Your job is to restate each entry word for word.

■ Input for this task
* start *

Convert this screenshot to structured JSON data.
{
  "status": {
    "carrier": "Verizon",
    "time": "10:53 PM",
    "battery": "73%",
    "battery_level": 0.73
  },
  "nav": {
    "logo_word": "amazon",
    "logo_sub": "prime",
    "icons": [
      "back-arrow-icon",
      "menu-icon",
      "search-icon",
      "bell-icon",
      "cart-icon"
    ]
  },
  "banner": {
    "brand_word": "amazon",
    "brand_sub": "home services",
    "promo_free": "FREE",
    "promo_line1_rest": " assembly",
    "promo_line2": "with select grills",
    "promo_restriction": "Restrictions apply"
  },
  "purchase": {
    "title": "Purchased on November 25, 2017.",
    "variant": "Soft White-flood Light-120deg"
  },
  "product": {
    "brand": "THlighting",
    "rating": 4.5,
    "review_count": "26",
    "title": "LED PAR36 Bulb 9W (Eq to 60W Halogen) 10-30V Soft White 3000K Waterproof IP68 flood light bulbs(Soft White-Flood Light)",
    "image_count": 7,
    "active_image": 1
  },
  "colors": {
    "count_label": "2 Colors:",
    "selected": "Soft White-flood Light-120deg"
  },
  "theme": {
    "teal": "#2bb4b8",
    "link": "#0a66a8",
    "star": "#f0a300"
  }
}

* end *

■ Solution below
Convert this screenshot to structured JSON data.
{
  "status": {
    "carrier": "Verizon",
    "time": "10:53 PM",
    "battery": "73%",
    "battery_level": 0.73
  },
  "nav": {
    "logo_word": "amazon",
    "logo_sub": "prime",
    "icons": [
      "back-arrow-icon",
      "menu-icon",
      "search-icon",
      "bell-icon",
      "cart-icon"
    ]
  },
  "banner": {
    "brand_word": "amazon",
    "brand_sub": "home services",
    "promo_free": "FREE",
    "promo_line1_rest": " assembly",
    "promo_line2": "with select grills",
    "promo_restriction": "Restrictions apply"
  },
  "purchase": {
    "title": "Purchased on November 25, 2017.",
    "variant": "Soft White-flood Light-120deg"
  },
  "product": {
    "brand": "THlighting",
    "rating": 4.5,
    "review_count": "26",
    "title": "LED PAR36 Bulb 9W (Eq to 60W Halogen) 10-30V Soft White 3000K Waterproof IP68 flood light bulbs(Soft White-Flood Light)",
    "image_count": 7,
    "active_image": 1
  },
  "colors": {
    "count_label": "2 Colors:",
    "selected": "Soft White-flood Light-120deg"
  },
  "theme": {
    "teal": "#2bb4b8",
    "link": "#0a66a8",
    "star": "#f0a300"
  }
}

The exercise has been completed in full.